(Records about charts and figures)
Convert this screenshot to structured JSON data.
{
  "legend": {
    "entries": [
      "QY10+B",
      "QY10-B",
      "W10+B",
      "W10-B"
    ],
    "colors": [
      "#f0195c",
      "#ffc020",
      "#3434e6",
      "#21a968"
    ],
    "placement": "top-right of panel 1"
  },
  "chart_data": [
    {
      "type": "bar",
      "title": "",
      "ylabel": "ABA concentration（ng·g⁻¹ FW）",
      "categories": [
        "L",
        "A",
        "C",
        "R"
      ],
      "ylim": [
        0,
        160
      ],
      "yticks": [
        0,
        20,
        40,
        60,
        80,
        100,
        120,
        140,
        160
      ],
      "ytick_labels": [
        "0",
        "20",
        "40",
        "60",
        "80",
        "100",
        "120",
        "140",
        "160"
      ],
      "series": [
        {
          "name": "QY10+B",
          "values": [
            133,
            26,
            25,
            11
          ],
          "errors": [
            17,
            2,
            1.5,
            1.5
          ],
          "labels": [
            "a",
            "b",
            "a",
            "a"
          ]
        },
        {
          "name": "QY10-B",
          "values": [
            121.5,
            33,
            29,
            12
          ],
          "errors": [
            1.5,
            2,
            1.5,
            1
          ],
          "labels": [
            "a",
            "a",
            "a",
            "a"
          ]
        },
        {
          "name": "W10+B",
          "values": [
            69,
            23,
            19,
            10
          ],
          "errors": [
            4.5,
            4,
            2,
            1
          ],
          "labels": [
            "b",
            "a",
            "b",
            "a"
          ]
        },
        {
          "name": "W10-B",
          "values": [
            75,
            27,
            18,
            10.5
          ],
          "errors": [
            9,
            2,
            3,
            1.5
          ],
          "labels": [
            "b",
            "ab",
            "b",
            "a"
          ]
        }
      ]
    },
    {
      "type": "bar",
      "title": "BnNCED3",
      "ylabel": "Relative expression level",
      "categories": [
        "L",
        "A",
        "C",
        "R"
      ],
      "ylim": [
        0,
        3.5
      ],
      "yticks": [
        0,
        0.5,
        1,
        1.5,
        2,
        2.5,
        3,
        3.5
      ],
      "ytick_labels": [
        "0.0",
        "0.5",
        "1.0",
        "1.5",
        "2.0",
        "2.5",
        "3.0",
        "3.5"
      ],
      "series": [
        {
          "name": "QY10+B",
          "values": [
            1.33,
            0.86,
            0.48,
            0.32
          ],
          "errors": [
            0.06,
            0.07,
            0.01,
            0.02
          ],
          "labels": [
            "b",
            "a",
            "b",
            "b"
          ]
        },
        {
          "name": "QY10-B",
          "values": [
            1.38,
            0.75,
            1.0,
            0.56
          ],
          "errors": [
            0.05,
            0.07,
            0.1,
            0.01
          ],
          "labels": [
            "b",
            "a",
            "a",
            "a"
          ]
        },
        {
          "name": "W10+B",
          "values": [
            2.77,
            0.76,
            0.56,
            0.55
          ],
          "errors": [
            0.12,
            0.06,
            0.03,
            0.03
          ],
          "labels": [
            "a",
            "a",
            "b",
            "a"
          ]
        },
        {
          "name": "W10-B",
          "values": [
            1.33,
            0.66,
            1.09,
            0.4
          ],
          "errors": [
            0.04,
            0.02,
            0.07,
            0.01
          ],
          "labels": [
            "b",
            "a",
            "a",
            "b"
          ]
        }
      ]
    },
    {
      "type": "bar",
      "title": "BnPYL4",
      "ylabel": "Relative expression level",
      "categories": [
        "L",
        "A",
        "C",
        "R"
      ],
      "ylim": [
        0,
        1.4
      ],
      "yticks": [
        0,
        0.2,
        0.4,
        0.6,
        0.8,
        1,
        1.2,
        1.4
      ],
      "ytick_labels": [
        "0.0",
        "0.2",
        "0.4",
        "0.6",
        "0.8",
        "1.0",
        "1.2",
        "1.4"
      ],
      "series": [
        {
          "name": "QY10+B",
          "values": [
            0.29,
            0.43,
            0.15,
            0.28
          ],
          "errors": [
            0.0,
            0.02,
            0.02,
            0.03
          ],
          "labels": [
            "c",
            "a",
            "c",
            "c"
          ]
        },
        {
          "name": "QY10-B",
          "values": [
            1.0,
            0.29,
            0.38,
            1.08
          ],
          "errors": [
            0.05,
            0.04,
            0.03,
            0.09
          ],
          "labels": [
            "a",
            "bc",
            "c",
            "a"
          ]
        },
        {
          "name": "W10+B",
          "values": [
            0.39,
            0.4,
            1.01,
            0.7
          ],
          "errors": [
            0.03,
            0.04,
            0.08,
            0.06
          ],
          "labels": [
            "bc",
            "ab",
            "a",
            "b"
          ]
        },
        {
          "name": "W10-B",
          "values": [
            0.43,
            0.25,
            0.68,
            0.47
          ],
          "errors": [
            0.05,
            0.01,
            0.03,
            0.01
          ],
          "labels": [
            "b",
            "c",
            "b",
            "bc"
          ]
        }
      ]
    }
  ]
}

◆ WHAT IS EXPECTED: Working from the material above, retype it in its entirety without change.

◆ ANSWER TO THE TASK:
Convert this screenshot to structured JSON data.
{
  "legend": {
    "entries": [
      "QY10+B",
      "QY10-B",
      "W10+B",
      "W10-B"
    ],
    "colors": [
      "#f0195c",
      "#ffc020",
      "#3434e6",
      "#21a968"
    ],
    "placement": "top-right of panel 1"
  },
  "chart_data": [
    {
      "type": "bar",
      "title": "",
      "ylabel": "ABA concentration（ng·g⁻¹ FW）",
      "categories": [
        "L",
        "A",
        "C",
        "R"
      ],
      "ylim": [
        0,
        160
      ],
      "yticks": [
        0,
        20,
        40,
        60,
        80,
        100,
        120,
        140,
        160
      ],
      "ytick_labels": [
        "0",
        "20",
        "40",
        "60",
        "80",
        "100",
        "120",
        "140",
        "160"
      ],
      "series": [
        {
          "name": "QY10+B",
          "values": [
            133,
            26,
            25,
            11
          ],
          "errors": [
            17,
            2,
            1.5,
            1.5
          ],
          "labels": [
            "a",
            "b",
            "a",
            "a"
          ]
        },
        {
          "name": "QY10-B",
          "values": [
            121.5,
            33,
            29,
            12
          ],
          "errors": [
            1.5,
            2,
            1.5,
            1
          ],
          "labels": [
            "a",
            "a",
            "a",
            "a"
          ]
        },
        {
          "name": "W10+B",
          "values": [
            69,
            23,
            19,
            10
          ],
          "errors": [
            4.5,
            4,
            2,
            1
          ],
          "labels": [
            "b",
            "a",
            "b",
            "a"
          ]
        },
        {
          "name": "W10-B",
          "values": [
            75,
            27,
            18,
            10.5
          ],
          "errors": [
            9,
            2,
            3,
            1.5
          ],
          "labels": [
            "b",
            "ab",
            "b",
            "a"
          ]
        }
      ]
    },
    {
      "type": "bar",
      "title": "BnNCED3",
      "ylabel": "Relative expression level",
      "categories": [
        "L",
        "A",
        "C",
        "R"
      ],
      "ylim": [
        0,
        3.5
      ],
      "yticks": [
        0,
        0.5,
        1,
        1.5,
        2,
        2.5,
        3,
        3.5
      ],
      "ytick_labels": [
        "0.0",
        "0.5",
        "1.0",
        "1.5",
        "2.0",
        "2.5",
        "3.0",
        "3.5"
      ],
      "series": [
        {
          "name": "QY10+B",
          "values": [
            1.33,
            0.86,
            0.48,
            0.32
          ],
          "errors": [
            0.06,
            0.07,
            0.01,
            0.02
          ],
          "labels": [
            "b",
            "a",
            "b",
            "b"
          ]
        },
        {
          "name": "QY10-B",
          "values": [
            1.38,
            0.75,
            1.0,
            0.56
          ],
          "errors": [
            0.05,
            0.07,
            0.1,
            0.01
          ],
          "labels": [
            "b",
            "a",
            "a",
            "a"
          ]
        },
        {
          "name": "W10+B",
          "values": [
            2.77,
            0.76,
            0.56,
            0.55
          ],
          "errors": [
            0.12,
            0.06,
            0.03,
            0.03
          ],
          "labels": [
            "a",
            "a",
            "b",
            "a"
          ]
        },
        {
          "name": "W10-B",
          "values": [
            1.33,
            0.66,
            1.09,
            0.4
          ],
          "errors": [
            0.04,
            0.02,
            0.07,
            0.01
          ],
          "labels": [
            "b",
            "a",
            "a",
            "b"
          ]
        }
      ]
    },
    {
      "type": "bar",
      "title": "BnPYL4",
      "ylabel": "Relative expression level",
      "categories": [
        "L",
        "A",
        "C",
        "R"
      ],
      "ylim": [
        0,
        1.4
      ],
      "yticks": [
        0,
        0.2,
        0.4,
        0.6,
        0.8,
        1,
        1.2,
        1.4
      ],
      "ytick_labels": [
        "0.0",
        "0.2",
        "0.4",
        "0.6",
        "0.8",
        "1.0",
        "1.2",
        "1.4"
      ],
      "series": [
        {
          "name": "QY10+B",
          "values": [
            0.29,
            0.43,
            0.15,
            0.28
          ],
          "errors": [
            0.0,
            0.02,
            0.02,
            0.03
          ],
          "labels": [
            "c",
            "a",
            "c",
            "c"
          ]
        },
        {
          "name": "QY10-B",
          "values": [
            1.0,
            0.29,
            0.38,
            1.08
          ],
          "errors": [
            0.05,
            0.04,
            0.03,
            0.09
          ],
          "labels": [
            "a",
            "bc",
            "c",
            "a"
          ]
        },
        {
          "name": "W10+B",
          "values": [
            0.39,
            0.4,
            1.01,
            0.7
          ],
          "errors": [
            0.03,
            0.04,
            0.08,
            0.06
          ],
          "labels": [
            "bc",
            "ab",
            "a",
            "b"
          ]
        },
        {
          "name": "W10-B",
          "values": [
            0.43,
            0.25,
            0.68,
            0.47
          ],
          "errors": [
            0.05,
            0.01,
            0.03,
            0.01
          ],
          "labels": [
            "b",
            "c",
            "b",
            "bc"
          ]
        }
      ]
    }
  ]
}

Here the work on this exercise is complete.